| Given request |
The entries are to be returned exactly, with images left out.

| Data records |

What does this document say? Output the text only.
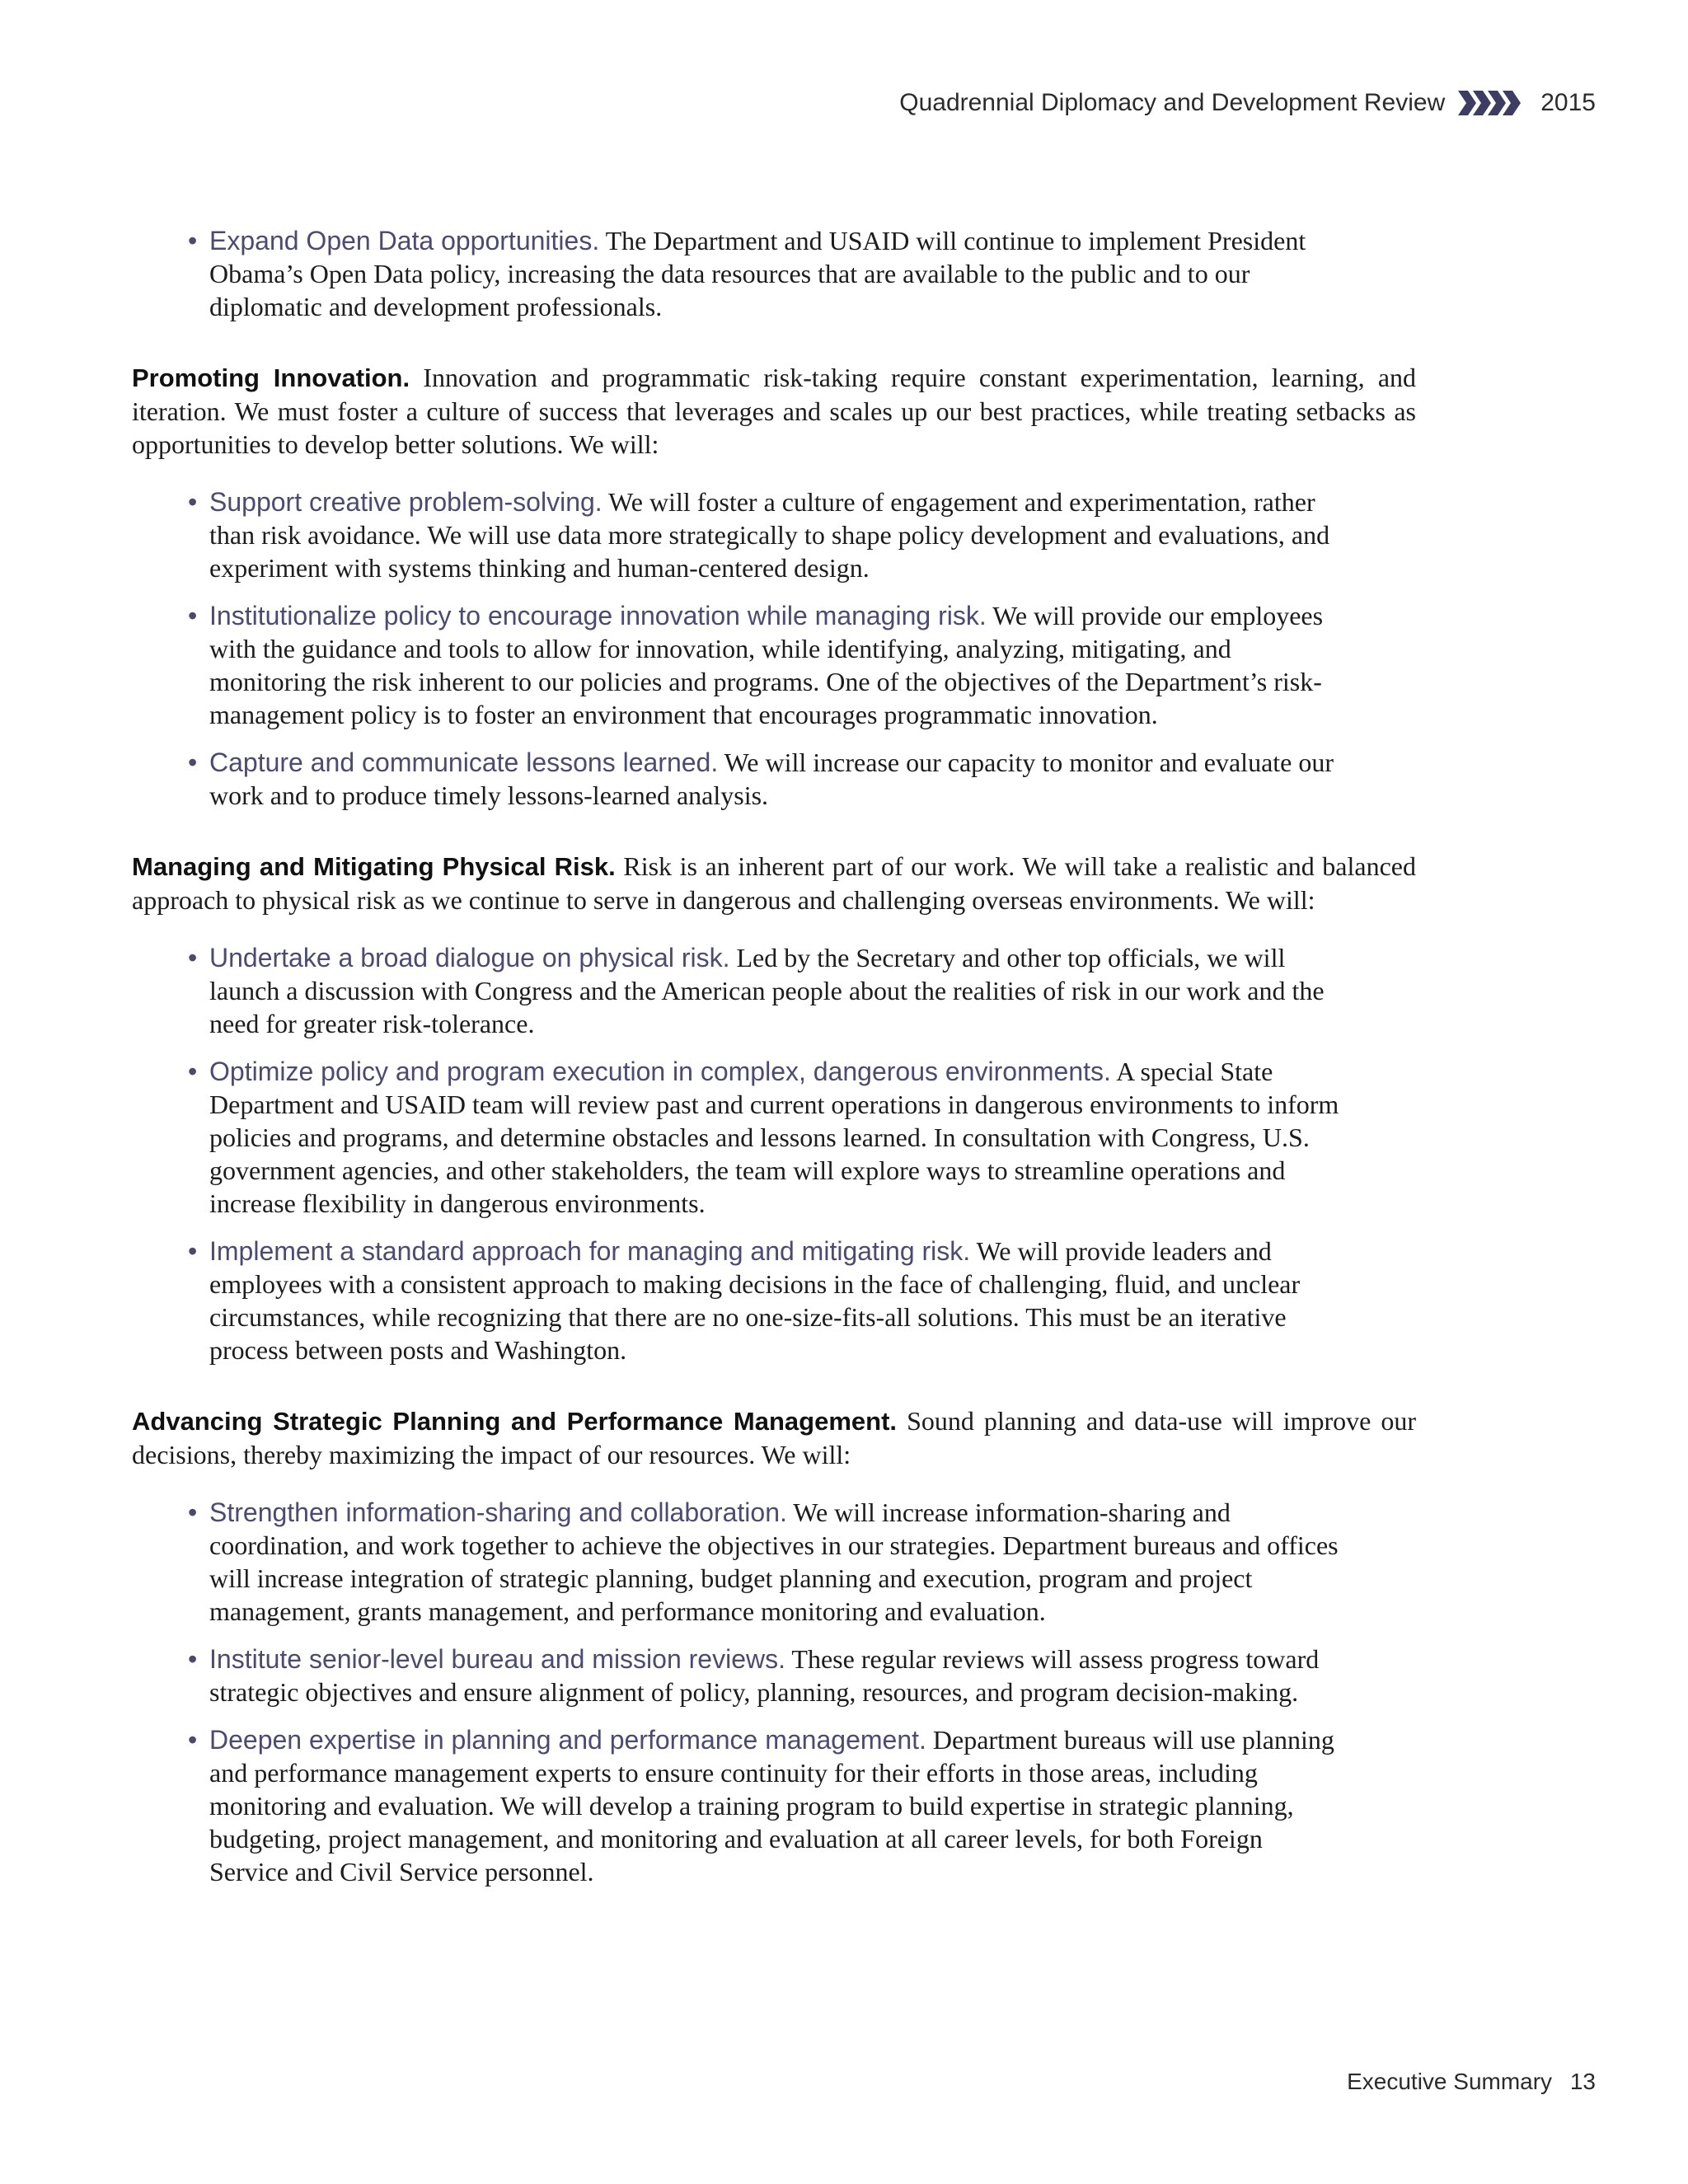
Quadrennial Diplomacy and Development Review	2015
• Expand Open Data opportunities. The Department and USAID will continue to implement President Obama’s Open Data policy, increasing the data resources that are available to the public and to our diplomatic and development professionals.

Promoting Innovation. Innovation and programmatic risk-taking require constant experimentation, learning, and iteration. We must foster a culture of success that leverages and scales up our best practices, while treating setbacks as opportunities to develop better solutions. We will:

• Support creative problem-solving. We will foster a culture of engagement and experimentation, rather than risk avoidance. We will use data more strategically to shape policy development and evaluations, and experiment with systems thinking and human-centered design.
• Institutionalize policy to encourage innovation while managing risk. We will provide our employees with the guidance and tools to allow for innovation, while identifying, analyzing, mitigating, and monitoring the risk inherent to our policies and programs. One of the objectives of the Department’s risk-management policy is to foster an environment that encourages programmatic innovation.
• Capture and communicate lessons learned. We will increase our capacity to monitor and evaluate our work and to produce timely lessons-learned analysis.

Managing and Mitigating Physical Risk. Risk is an inherent part of our work. We will take a realistic and balanced approach to physical risk as we continue to serve in dangerous and challenging overseas environments. We will:

• Undertake a broad dialogue on physical risk. Led by the Secretary and other top officials, we will launch a discussion with Congress and the American people about the realities of risk in our work and the need for greater risk-tolerance.
• Optimize policy and program execution in complex, dangerous environments. A special State Department and USAID team will review past and current operations in dangerous environments to inform policies and programs, and determine obstacles and lessons learned. In consultation with Congress, U.S. government agencies, and other stakeholders, the team will explore ways to streamline operations and increase flexibility in dangerous environments.
• Implement a standard approach for managing and mitigating risk. We will provide leaders and employees with a consistent approach to making decisions in the face of challenging, fluid, and unclear circumstances, while recognizing that there are no one-size-fits-all solutions. This must be an iterative process between posts and Washington.

Advancing Strategic Planning and Performance Management. Sound planning and data-use will improve our decisions, thereby maximizing the impact of our resources. We will:

• Strengthen information-sharing and collaboration. We will increase information-sharing and coordination, and work together to achieve the objectives in our strategies. Department bureaus and offices will increase integration of strategic planning, budget planning and execution, program and project management, grants management, and performance monitoring and evaluation.
• Institute senior-level bureau and mission reviews. These regular reviews will assess progress toward strategic objectives and ensure alignment of policy, planning, resources, and program decision-making.
• Deepen expertise in planning and performance management. Department bureaus will use planning and performance management experts to ensure continuity for their efforts in those areas, including monitoring and evaluation. We will develop a training program to build expertise in strategic planning, budgeting, project management, and monitoring and evaluation at all career levels, for both Foreign Service and Civil Service personnel.
Executive Summary 13
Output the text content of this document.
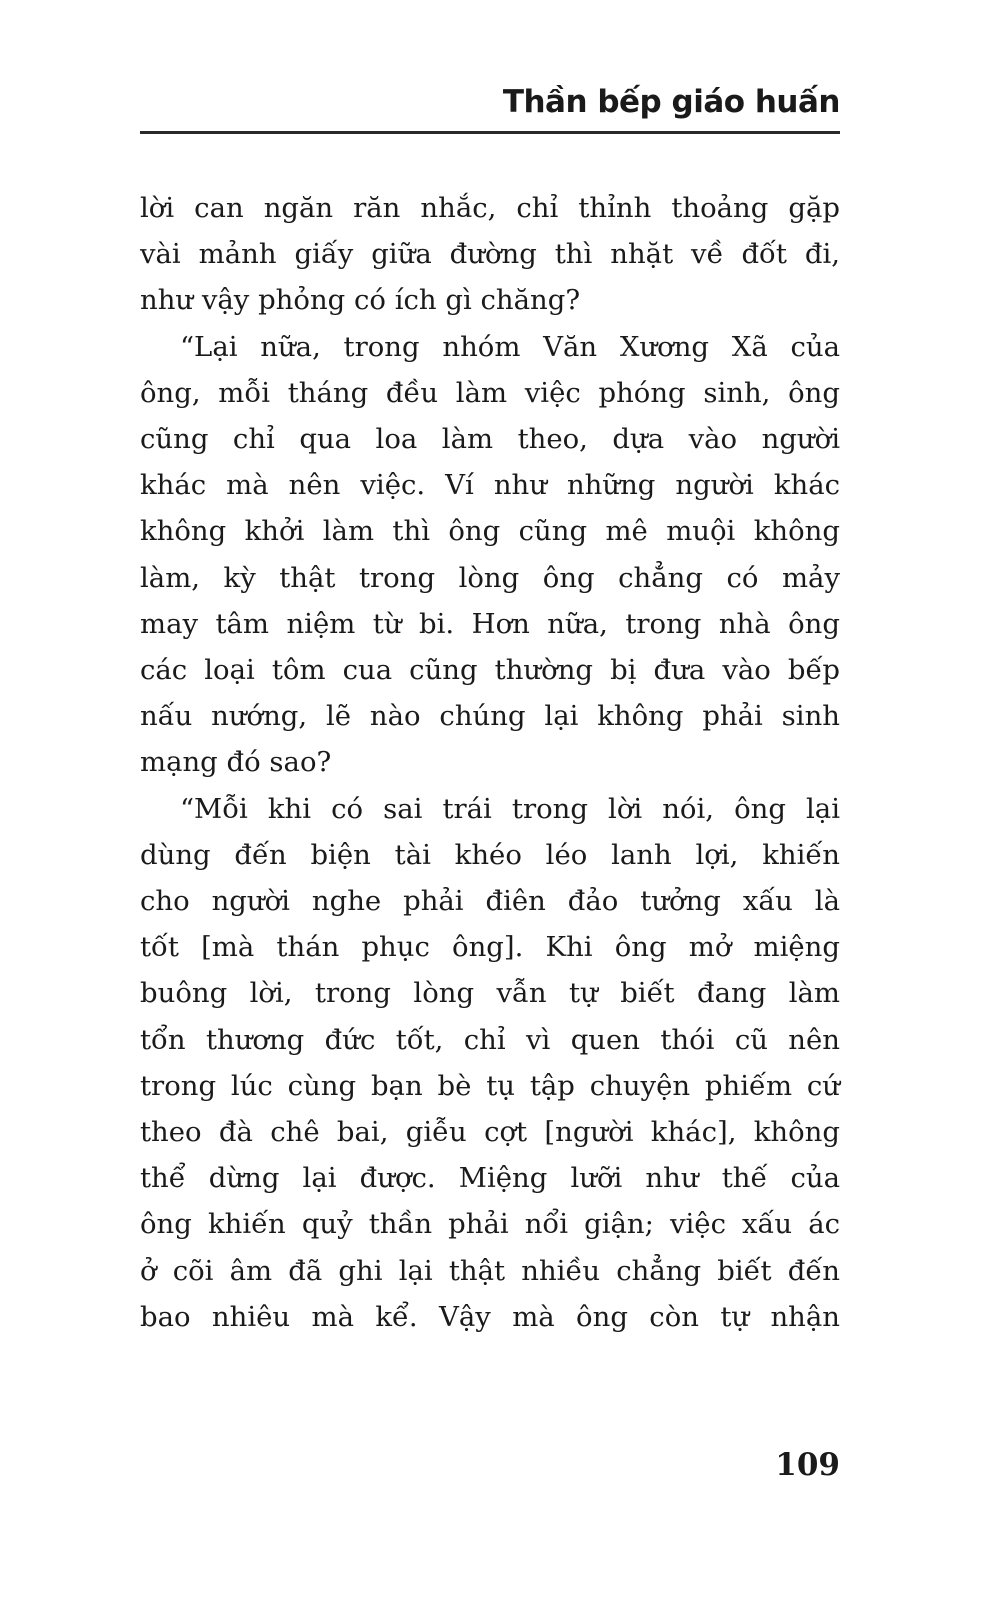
Thần bếp giáo huấn
lời can ngăn răn nhắc, chỉ thỉnh thoảng gặp
vài mảnh giấy giữa đường thì nhặt về đốt đi,
như vậy phỏng có ích gì chăng?
“Lại nữa, trong nhóm Văn Xương Xã của
ông, mỗi tháng đều làm việc phóng sinh, ông
cũng chỉ qua loa làm theo, dựa vào người
khác mà nên việc. Ví như những người khác
không khởi làm thì ông cũng mê muội không
làm, kỳ thật trong lòng ông chẳng có mảy
may tâm niệm từ bi. Hơn nữa, trong nhà ông
các loại tôm cua cũng thường bị đưa vào bếp
nấu nướng, lẽ nào chúng lại không phải sinh
mạng đó sao?
“Mỗi khi có sai trái trong lời nói, ông lại
dùng đến biện tài khéo léo lanh lợi, khiến
cho người nghe phải điên đảo tưởng xấu là
tốt [mà thán phục ông]. Khi ông mở miệng
buông lời, trong lòng vẫn tự biết đang làm
tổn thương đức tốt, chỉ vì quen thói cũ nên
trong lúc cùng bạn bè tụ tập chuyện phiếm cứ
theo đà chê bai, giễu cợt [người khác], không
thể dừng lại được. Miệng lưỡi như thế của
ông khiến quỷ thần phải nổi giận; việc xấu ác
ở cõi âm đã ghi lại thật nhiều chẳng biết đến
bao nhiêu mà kể. Vậy mà ông còn tự nhận
109
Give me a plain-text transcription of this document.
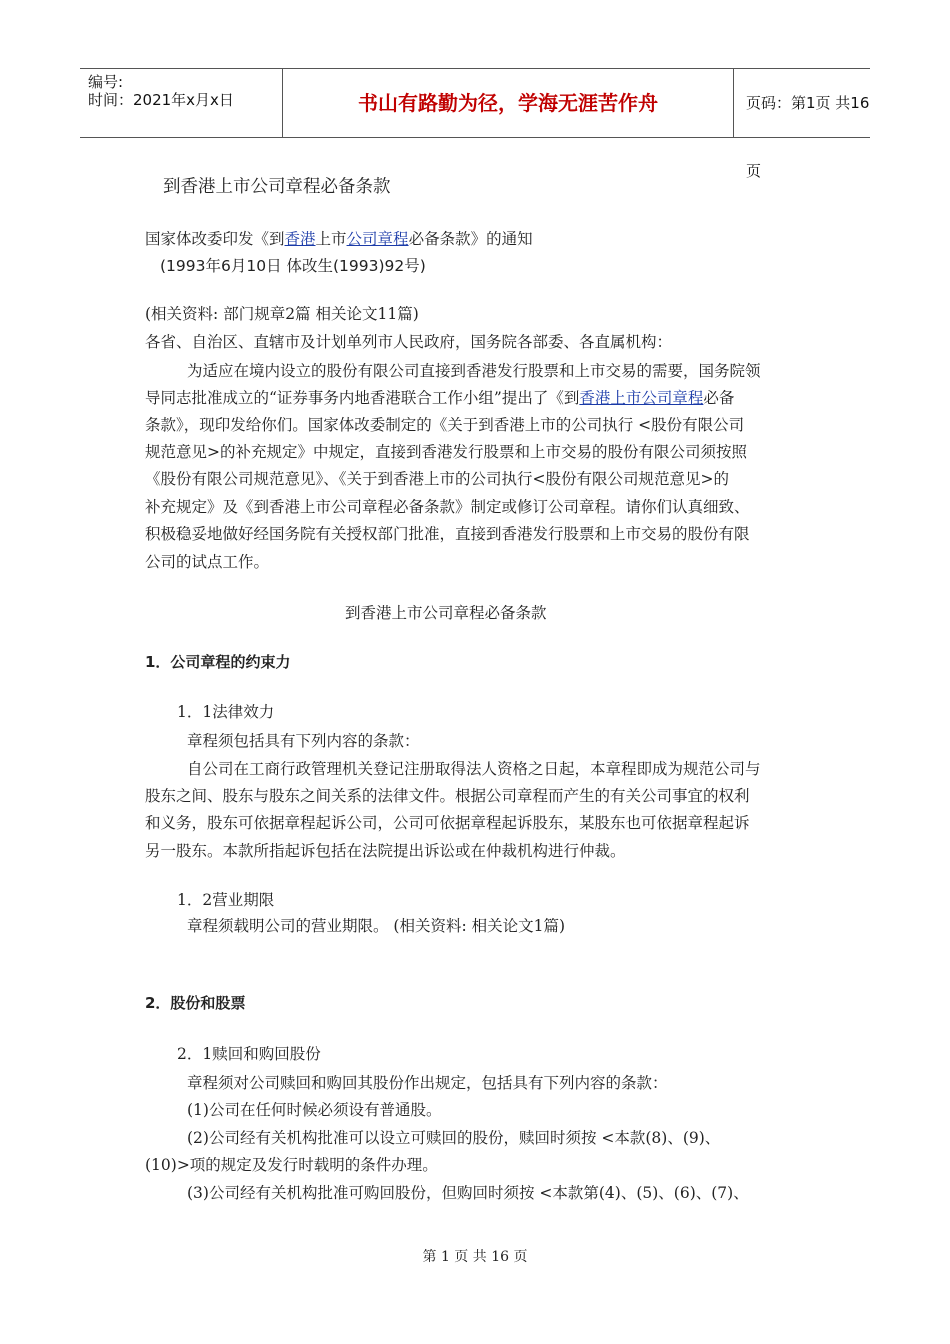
编号:
时间：2021年x月x日	书山有路勤为径，学海无涯苦作舟	页码：第1页 共16页
到香港上市公司章程必备条款
国家体改委印发《到香港上市公司章程必备条款》的通知
(1993年6月10日 体改生(1993)92号)
(相关资料: 部门规章2篇 相关论文11篇)
各省、自治区、直辖市及计划单列市人民政府，国务院各部委、各直属机构：
为适应在境内设立的股份有限公司直接到香港发行股票和上市交易的需要，国务院领
导同志批准成立的“证券事务内地香港联合工作小组”提出了《到香港上市公司章程必备
条款》，现印发给你们。国家体改委制定的《关于到香港上市的公司执行 <股份有限公司
规范意见>的补充规定》中规定，直接到香港发行股票和上市交易的股份有限公司须按照
《股份有限公司规范意见》、《关于到香港上市的公司执行<股份有限公司规范意见>的
补充规定》及《到香港上市公司章程必备条款》制定或修订公司章程。请你们认真细致、
积极稳妥地做好经国务院有关授权部门批准，直接到香港发行股票和上市交易的股份有限
公司的试点工作。
到香港上市公司章程必备条款
1．公司章程的约束力
1．1法律效力
章程须包括具有下列内容的条款：
自公司在工商行政管理机关登记注册取得法人资格之日起，本章程即成为规范公司与
股东之间、股东与股东之间关系的法律文件。根据公司章程而产生的有关公司事宜的权利
和义务，股东可依据章程起诉公司，公司可依据章程起诉股东，某股东也可依据章程起诉
另一股东。本款所指起诉包括在法院提出诉讼或在仲裁机构进行仲裁。
1．2营业期限
章程须载明公司的营业期限。 (相关资料: 相关论文1篇)
2．股份和股票
2．1赎回和购回股份
章程须对公司赎回和购回其股份作出规定，包括具有下列内容的条款：
(1)公司在任何时候必须设有普通股。
(2)公司经有关机构批准可以设立可赎回的股份，赎回时须按 <本款(8)、(9)、
(10)>项的规定及发行时载明的条件办理。
(3)公司经有关机构批准可购回股份，但购回时须按 <本款第(4)、(5)、(6)、(7)、
第 1 页 共 16 页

| Answer to this problem |
What does this document say? Output the text only.
Quadrennial Diplomacy and Development Review	2015
• Expand Open Data opportunities. The Department and USAID will continue to implement President Obama’s Open Data policy, increasing the data resources that are available to the public and to our diplomatic and development professionals.

Promoting Innovation. Innovation and programmatic risk-taking require constant experimentation, learning, and iteration. We must foster a culture of success that leverages and scales up our best practices, while treating setbacks as opportunities to develop better solutions. We will:

• Support creative problem-solving. We will foster a culture of engagement and experimentation, rather than risk avoidance. We will use data more strategically to shape policy development and evaluations, and experiment with systems thinking and human-centered design.
• Institutionalize policy to encourage innovation while managing risk. We will provide our employees with the guidance and tools to allow for innovation, while identifying, analyzing, mitigating, and monitoring the risk inherent to our policies and programs. One of the objectives of the Department’s risk-management policy is to foster an environment that encourages programmatic innovation.
• Capture and communicate lessons learned. We will increase our capacity to monitor and evaluate our work and to produce timely lessons-learned analysis.

Managing and Mitigating Physical Risk. Risk is an inherent part of our work. We will take a realistic and balanced approach to physical risk as we continue to serve in dangerous and challenging overseas environments. We will:

• Undertake a broad dialogue on physical risk. Led by the Secretary and other top officials, we will launch a discussion with Congress and the American people about the realities of risk in our work and the need for greater risk-tolerance.
• Optimize policy and program execution in complex, dangerous environments. A special State Department and USAID team will review past and current operations in dangerous environments to inform policies and programs, and determine obstacles and lessons learned. In consultation with Congress, U.S. government agencies, and other stakeholders, the team will explore ways to streamline operations and increase flexibility in dangerous environments.
• Implement a standard approach for managing and mitigating risk. We will provide leaders and employees with a consistent approach to making decisions in the face of challenging, fluid, and unclear circumstances, while recognizing that there are no one-size-fits-all solutions. This must be an iterative process between posts and Washington.

Advancing Strategic Planning and Performance Management. Sound planning and data-use will improve our decisions, thereby maximizing the impact of our resources. We will:

• Strengthen information-sharing and collaboration. We will increase information-sharing and coordination, and work together to achieve the objectives in our strategies. Department bureaus and offices will increase integration of strategic planning, budget planning and execution, program and project management, grants management, and performance monitoring and evaluation.
• Institute senior-level bureau and mission reviews. These regular reviews will assess progress toward strategic objectives and ensure alignment of policy, planning, resources, and program decision-making.
• Deepen expertise in planning and performance management. Department bureaus will use planning and performance management experts to ensure continuity for their efforts in those areas, including monitoring and evaluation. We will develop a training program to build expertise in strategic planning, budgeting, project management, and monitoring and evaluation at all career levels, for both Foreign Service and Civil Service personnel.
Executive Summary 13
Output the text content of this document.
Thần bếp giáo huấn
lời can ngăn răn nhắc, chỉ thỉnh thoảng gặp
vài mảnh giấy giữa đường thì nhặt về đốt đi,
như vậy phỏng có ích gì chăng?
“Lại nữa, trong nhóm Văn Xương Xã của
ông, mỗi tháng đều làm việc phóng sinh, ông
cũng chỉ qua loa làm theo, dựa vào người
khác mà nên việc. Ví như những người khác
không khởi làm thì ông cũng mê muội không
làm, kỳ thật trong lòng ông chẳng có mảy
may tâm niệm từ bi. Hơn nữa, trong nhà ông
các loại tôm cua cũng thường bị đưa vào bếp
nấu nướng, lẽ nào chúng lại không phải sinh
mạng đó sao?
“Mỗi khi có sai trái trong lời nói, ông lại
dùng đến biện tài khéo léo lanh lợi, khiến
cho người nghe phải điên đảo tưởng xấu là
tốt [mà thán phục ông]. Khi ông mở miệng
buông lời, trong lòng vẫn tự biết đang làm
tổn thương đức tốt, chỉ vì quen thói cũ nên
trong lúc cùng bạn bè tụ tập chuyện phiếm cứ
theo đà chê bai, giễu cợt [người khác], không
thể dừng lại được. Miệng lưỡi như thế của
ông khiến quỷ thần phải nổi giận; việc xấu ác
ở cõi âm đã ghi lại thật nhiều chẳng biết đến
bao nhiêu mà kể. Vậy mà ông còn tự nhận
109
Give me a plain-text transcription of this document.
编号:
时间：2021年x月x日	书山有路勤为径，学海无涯苦作舟	页码：第1页 共16页
到香港上市公司章程必备条款
国家体改委印发《到香港上市公司章程必备条款》的通知
(1993年6月10日 体改生(1993)92号)
(相关资料: 部门规章2篇 相关论文11篇)
各省、自治区、直辖市及计划单列市人民政府，国务院各部委、各直属机构：
为适应在境内设立的股份有限公司直接到香港发行股票和上市交易的需要，国务院领
导同志批准成立的“证券事务内地香港联合工作小组”提出了《到香港上市公司章程必备
条款》，现印发给你们。国家体改委制定的《关于到香港上市的公司执行 <股份有限公司
规范意见>的补充规定》中规定，直接到香港发行股票和上市交易的股份有限公司须按照
《股份有限公司规范意见》、《关于到香港上市的公司执行<股份有限公司规范意见>的
补充规定》及《到香港上市公司章程必备条款》制定或修订公司章程。请你们认真细致、
积极稳妥地做好经国务院有关授权部门批准，直接到香港发行股票和上市交易的股份有限
公司的试点工作。
到香港上市公司章程必备条款
1．公司章程的约束力
1．1法律效力
章程须包括具有下列内容的条款：
自公司在工商行政管理机关登记注册取得法人资格之日起，本章程即成为规范公司与
股东之间、股东与股东之间关系的法律文件。根据公司章程而产生的有关公司事宜的权利
和义务，股东可依据章程起诉公司，公司可依据章程起诉股东，某股东也可依据章程起诉
另一股东。本款所指起诉包括在法院提出诉讼或在仲裁机构进行仲裁。
1．2营业期限
章程须载明公司的营业期限。 (相关资料: 相关论文1篇)
2．股份和股票
2．1赎回和购回股份
章程须对公司赎回和购回其股份作出规定，包括具有下列内容的条款：
(1)公司在任何时候必须设有普通股。
(2)公司经有关机构批准可以设立可赎回的股份，赎回时须按 <本款(8)、(9)、
(10)>项的规定及发行时载明的条件办理。
(3)公司经有关机构批准可购回股份，但购回时须按 <本款第(4)、(5)、(6)、(7)、
第 1 页 共 16 页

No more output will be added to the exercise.